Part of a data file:
========================

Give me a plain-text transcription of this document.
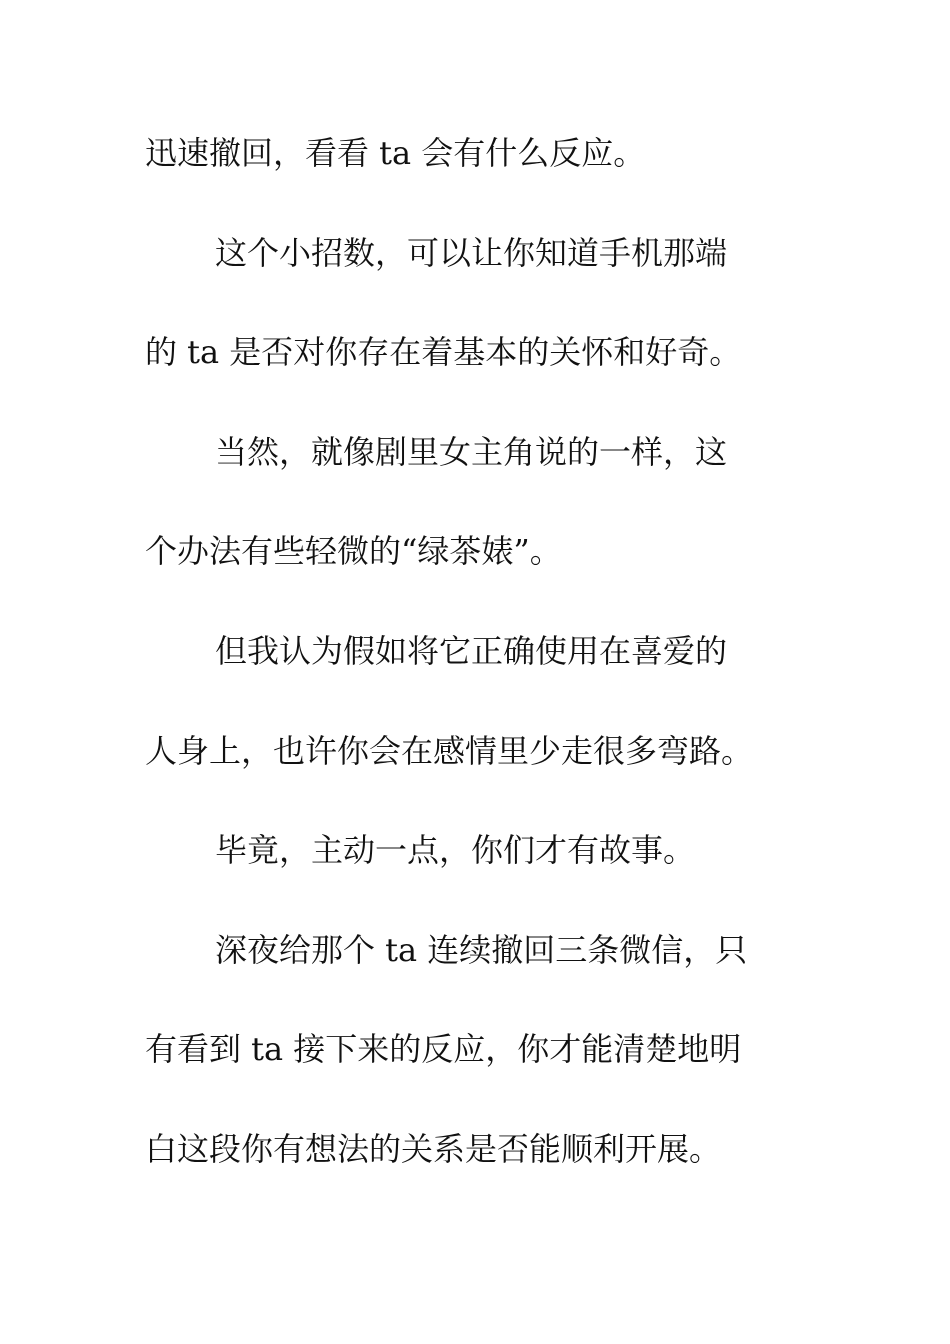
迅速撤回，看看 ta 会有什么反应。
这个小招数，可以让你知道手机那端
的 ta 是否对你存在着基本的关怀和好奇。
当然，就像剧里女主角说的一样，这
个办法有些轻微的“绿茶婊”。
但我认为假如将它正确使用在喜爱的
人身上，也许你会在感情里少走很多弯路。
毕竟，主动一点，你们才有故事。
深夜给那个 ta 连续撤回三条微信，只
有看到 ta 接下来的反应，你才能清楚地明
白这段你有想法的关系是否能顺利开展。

========================

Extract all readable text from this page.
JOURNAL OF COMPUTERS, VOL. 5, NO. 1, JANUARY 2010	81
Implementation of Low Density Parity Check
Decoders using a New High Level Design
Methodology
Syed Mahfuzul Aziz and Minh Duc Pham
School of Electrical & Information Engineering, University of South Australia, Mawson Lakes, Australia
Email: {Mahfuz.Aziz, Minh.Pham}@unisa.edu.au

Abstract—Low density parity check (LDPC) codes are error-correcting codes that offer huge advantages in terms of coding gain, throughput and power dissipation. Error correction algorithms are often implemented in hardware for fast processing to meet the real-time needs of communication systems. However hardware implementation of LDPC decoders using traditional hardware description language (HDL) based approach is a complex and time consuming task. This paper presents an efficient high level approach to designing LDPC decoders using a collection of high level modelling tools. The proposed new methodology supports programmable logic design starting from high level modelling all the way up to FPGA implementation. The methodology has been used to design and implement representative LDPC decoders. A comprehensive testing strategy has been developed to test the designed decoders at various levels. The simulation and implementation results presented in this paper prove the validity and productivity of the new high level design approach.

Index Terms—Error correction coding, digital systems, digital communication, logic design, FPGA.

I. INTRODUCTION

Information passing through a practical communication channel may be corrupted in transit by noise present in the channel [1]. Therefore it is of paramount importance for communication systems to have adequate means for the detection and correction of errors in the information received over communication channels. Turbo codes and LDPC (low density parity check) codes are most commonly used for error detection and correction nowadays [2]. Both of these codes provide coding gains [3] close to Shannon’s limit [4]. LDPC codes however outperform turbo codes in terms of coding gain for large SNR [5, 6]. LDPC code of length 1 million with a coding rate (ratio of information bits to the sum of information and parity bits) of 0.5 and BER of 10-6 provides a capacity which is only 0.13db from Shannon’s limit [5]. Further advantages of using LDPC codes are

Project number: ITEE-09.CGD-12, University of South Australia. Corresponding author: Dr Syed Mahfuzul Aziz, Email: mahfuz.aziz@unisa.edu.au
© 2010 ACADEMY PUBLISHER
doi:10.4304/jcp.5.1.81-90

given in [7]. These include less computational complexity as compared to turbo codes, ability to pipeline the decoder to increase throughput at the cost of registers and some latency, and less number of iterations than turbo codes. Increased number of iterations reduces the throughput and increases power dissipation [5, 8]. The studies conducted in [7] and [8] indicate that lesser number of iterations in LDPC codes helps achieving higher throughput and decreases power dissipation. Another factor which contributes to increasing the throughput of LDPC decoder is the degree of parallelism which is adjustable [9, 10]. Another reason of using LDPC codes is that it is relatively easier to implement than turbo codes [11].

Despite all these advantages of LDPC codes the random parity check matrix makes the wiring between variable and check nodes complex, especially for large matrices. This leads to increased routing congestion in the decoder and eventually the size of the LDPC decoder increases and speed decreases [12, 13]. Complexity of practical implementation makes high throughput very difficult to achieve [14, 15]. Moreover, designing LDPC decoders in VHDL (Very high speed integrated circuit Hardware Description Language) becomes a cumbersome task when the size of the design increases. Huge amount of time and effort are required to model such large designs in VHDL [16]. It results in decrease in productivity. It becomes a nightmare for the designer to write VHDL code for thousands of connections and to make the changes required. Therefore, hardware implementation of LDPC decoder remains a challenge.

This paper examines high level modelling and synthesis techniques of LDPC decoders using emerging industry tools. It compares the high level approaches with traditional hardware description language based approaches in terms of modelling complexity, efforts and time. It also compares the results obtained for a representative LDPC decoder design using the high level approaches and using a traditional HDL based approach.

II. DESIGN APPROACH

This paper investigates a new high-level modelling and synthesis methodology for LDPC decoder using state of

========================

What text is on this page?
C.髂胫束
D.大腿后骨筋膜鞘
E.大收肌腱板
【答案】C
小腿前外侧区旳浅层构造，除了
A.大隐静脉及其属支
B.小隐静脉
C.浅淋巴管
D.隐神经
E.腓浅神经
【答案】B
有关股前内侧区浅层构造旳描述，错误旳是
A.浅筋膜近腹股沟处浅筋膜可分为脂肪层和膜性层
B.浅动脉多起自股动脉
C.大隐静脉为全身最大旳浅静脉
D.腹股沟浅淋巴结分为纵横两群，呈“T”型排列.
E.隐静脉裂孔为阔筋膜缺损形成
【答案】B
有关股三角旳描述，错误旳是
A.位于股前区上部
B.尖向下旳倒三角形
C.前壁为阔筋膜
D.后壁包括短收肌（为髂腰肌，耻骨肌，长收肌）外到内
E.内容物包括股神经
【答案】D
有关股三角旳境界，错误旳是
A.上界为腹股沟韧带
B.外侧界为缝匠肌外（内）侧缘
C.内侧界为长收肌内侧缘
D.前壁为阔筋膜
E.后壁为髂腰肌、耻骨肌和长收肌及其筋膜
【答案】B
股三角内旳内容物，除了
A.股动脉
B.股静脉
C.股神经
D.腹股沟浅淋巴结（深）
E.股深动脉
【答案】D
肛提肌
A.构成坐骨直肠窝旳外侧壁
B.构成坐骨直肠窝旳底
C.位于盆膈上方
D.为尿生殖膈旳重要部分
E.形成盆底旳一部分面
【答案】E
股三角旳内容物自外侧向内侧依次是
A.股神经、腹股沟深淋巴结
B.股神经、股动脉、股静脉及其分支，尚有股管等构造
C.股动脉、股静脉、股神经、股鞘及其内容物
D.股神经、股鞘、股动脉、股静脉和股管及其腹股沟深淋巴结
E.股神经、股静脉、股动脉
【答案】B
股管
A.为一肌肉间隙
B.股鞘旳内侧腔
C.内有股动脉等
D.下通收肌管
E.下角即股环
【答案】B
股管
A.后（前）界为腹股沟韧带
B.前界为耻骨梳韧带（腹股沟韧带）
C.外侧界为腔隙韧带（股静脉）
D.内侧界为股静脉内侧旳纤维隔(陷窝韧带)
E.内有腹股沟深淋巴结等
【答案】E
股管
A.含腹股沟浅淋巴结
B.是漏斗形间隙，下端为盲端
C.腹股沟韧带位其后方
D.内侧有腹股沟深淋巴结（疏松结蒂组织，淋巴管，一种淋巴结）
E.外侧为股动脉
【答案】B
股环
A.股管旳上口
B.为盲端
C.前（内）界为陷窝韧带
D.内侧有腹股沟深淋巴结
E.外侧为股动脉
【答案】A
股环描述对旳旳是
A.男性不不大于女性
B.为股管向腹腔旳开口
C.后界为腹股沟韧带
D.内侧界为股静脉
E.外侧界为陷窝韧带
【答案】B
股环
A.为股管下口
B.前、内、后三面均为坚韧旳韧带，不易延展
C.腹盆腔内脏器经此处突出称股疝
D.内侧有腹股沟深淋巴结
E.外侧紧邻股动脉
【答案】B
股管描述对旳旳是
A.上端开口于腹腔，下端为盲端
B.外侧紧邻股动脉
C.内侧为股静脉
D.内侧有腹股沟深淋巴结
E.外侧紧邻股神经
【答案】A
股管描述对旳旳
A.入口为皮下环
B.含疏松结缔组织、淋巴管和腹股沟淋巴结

========================

* Short exercise *
Of all the lines in the listing above, how many include "South"? Write only the number.

* Answer in full *
2